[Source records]
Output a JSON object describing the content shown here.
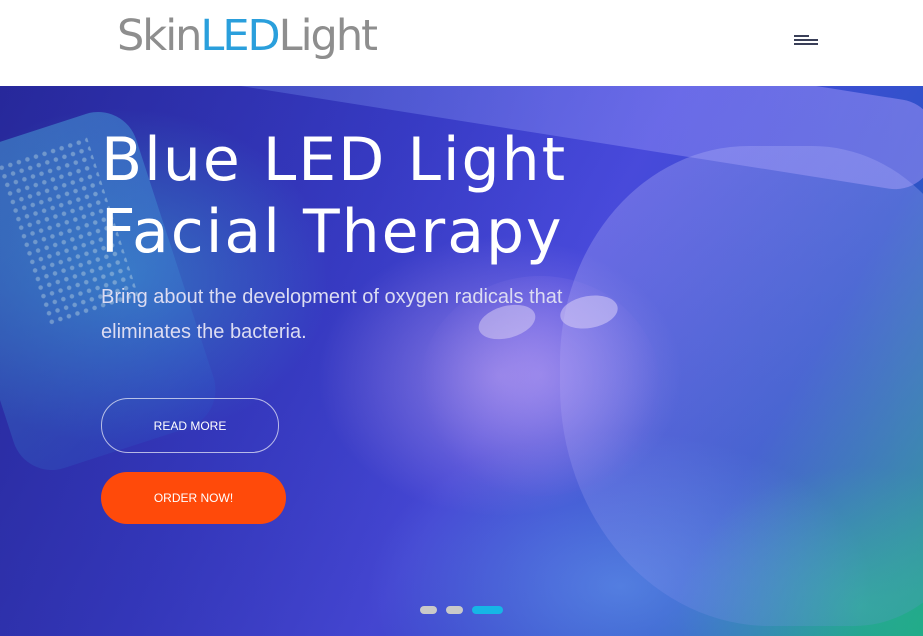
{
  "header": {
    "logo": {
      "part1": "Skin",
      "part2": "LED",
      "part3": "Light"
    },
    "menu_icon": "hamburger-menu-icon"
  },
  "hero": {
    "title_line1": "Blue LED Light",
    "title_line2": "Facial Therapy",
    "subtitle": "Bring about the development of oxygen radicals that eliminates the bacteria.",
    "read_more_label": "READ MORE",
    "order_now_label": "ORDER NOW!",
    "slider": {
      "total_slides": 3,
      "active_slide": 3
    }
  },
  "colors": {
    "logo_gray": "#8e8e8e",
    "logo_blue": "#2a9fdc",
    "order_button": "#ff4a0a",
    "active_dot": "#16b6e6",
    "inactive_dot": "#c9c9c9"
  }
}
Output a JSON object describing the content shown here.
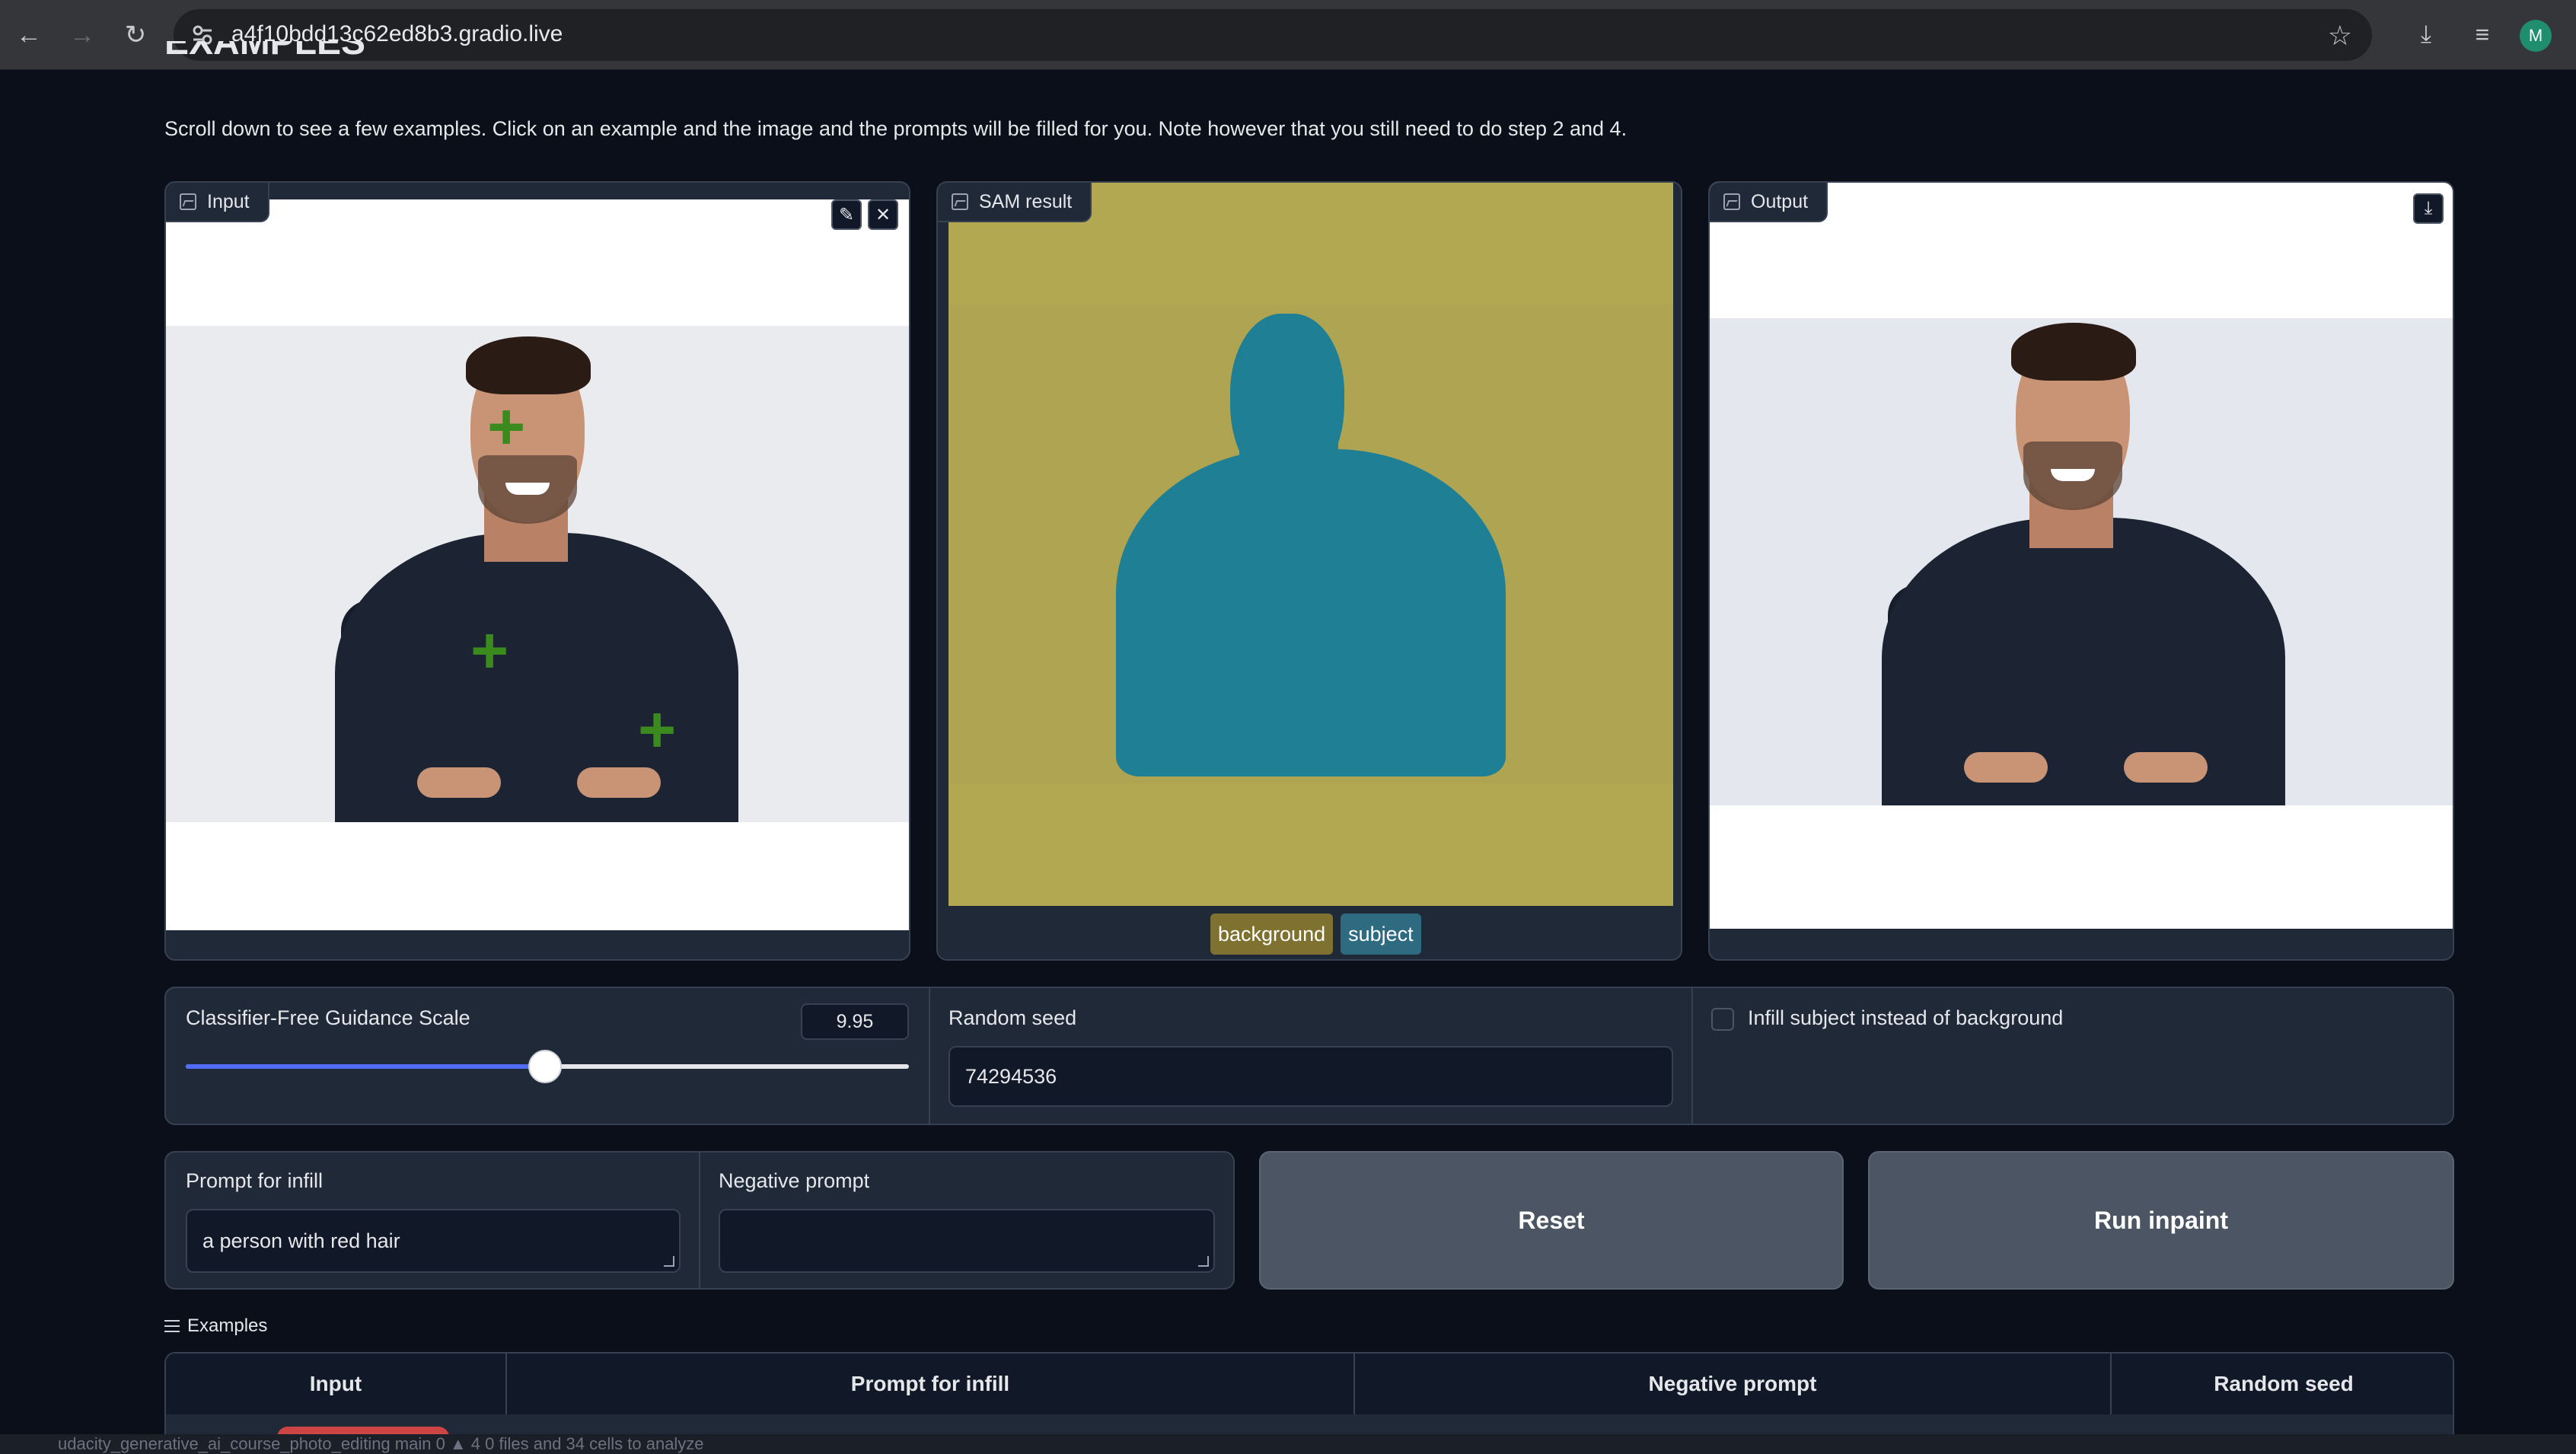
{
  "browser": {
    "url": "a4f10bdd13c62ed8b3.gradio.live",
    "profile_initial": "M"
  },
  "page": {
    "section_heading": "EXAMPLES",
    "intro": "Scroll down to see a few examples. Click on an example and the image and the prompts will be filled for you. Note however that you still need to do step 2 and 4."
  },
  "panels": {
    "input_label": "Input",
    "sam_label": "SAM result",
    "output_label": "Output",
    "legend": [
      "background",
      "subject"
    ],
    "colors": {
      "background": "#b3a852",
      "subject": "#1f7f95",
      "point": "#3a8a1e"
    }
  },
  "controls": {
    "cfg_label": "Classifier-Free Guidance Scale",
    "cfg_value": "9.95",
    "cfg_fraction": 0.497,
    "seed_label": "Random seed",
    "seed_value": "74294536",
    "infill_subject_label": "Infill subject instead of background",
    "infill_subject_checked": false
  },
  "prompts": {
    "infill_label": "Prompt for infill",
    "infill_value": "a person with red hair",
    "negative_label": "Negative prompt",
    "negative_value": ""
  },
  "buttons": {
    "reset": "Reset",
    "run": "Run inpaint"
  },
  "examples": {
    "title": "Examples",
    "columns": [
      "Input",
      "Prompt for infill",
      "Negative prompt",
      "Random seed"
    ]
  },
  "status_bar": "udacity_generative_ai_course_photo_editing  main  0 ▲ 4  0 files and 34 cells to analyze"
}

GOAL OF THE EXERCISE → Go line by line through the records above and copy each one containing "background".

SOLUTION →
      "background",
      "background": "#b3a852",
    "infill_subject_label": "Infill subject instead of background",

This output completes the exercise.